§ PROVIDED DATA:
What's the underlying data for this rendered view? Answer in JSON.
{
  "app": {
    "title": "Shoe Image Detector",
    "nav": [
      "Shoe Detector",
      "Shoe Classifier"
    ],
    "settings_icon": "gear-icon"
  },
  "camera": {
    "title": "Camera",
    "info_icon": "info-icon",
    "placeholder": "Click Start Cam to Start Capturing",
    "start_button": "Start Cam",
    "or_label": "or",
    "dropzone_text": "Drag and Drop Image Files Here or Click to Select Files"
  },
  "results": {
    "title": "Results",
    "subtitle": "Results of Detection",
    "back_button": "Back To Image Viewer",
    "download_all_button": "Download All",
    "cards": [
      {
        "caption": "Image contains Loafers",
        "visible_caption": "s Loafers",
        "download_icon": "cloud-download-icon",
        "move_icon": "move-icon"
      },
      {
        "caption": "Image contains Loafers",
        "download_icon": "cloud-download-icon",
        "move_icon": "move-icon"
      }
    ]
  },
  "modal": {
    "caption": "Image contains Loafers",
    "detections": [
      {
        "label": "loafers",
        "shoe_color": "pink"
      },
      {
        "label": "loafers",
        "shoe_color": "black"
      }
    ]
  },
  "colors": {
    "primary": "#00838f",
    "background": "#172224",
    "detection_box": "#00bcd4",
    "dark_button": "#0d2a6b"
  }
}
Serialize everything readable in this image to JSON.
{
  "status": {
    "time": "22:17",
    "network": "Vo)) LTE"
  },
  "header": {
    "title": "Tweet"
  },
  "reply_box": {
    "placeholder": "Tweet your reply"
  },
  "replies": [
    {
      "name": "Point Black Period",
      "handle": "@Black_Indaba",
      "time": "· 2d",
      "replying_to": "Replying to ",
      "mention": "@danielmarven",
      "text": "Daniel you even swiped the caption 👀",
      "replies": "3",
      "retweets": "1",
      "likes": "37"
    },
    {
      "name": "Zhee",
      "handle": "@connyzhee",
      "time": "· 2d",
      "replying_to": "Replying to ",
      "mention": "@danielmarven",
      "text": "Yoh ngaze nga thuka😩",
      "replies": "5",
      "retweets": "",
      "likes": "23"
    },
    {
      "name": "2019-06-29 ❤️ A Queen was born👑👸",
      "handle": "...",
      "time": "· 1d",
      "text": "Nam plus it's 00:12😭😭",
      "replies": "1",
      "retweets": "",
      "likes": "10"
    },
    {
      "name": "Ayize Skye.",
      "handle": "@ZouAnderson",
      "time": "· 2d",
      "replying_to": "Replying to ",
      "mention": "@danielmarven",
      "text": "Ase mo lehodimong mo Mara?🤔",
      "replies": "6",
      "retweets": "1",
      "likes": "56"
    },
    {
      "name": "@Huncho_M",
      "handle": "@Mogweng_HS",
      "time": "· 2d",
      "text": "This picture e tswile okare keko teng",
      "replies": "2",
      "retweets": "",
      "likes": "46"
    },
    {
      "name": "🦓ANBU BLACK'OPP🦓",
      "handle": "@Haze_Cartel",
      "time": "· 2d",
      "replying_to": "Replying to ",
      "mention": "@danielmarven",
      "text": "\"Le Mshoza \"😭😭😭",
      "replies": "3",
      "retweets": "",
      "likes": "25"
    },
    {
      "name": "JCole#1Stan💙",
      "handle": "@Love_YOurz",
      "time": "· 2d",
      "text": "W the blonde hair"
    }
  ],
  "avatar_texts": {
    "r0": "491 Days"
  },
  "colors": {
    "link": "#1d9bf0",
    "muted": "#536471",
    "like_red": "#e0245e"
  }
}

§ DO THIS: Count the lines in the records above that contain the word "placeholder", and give only the number.

§ SOLUTION: 2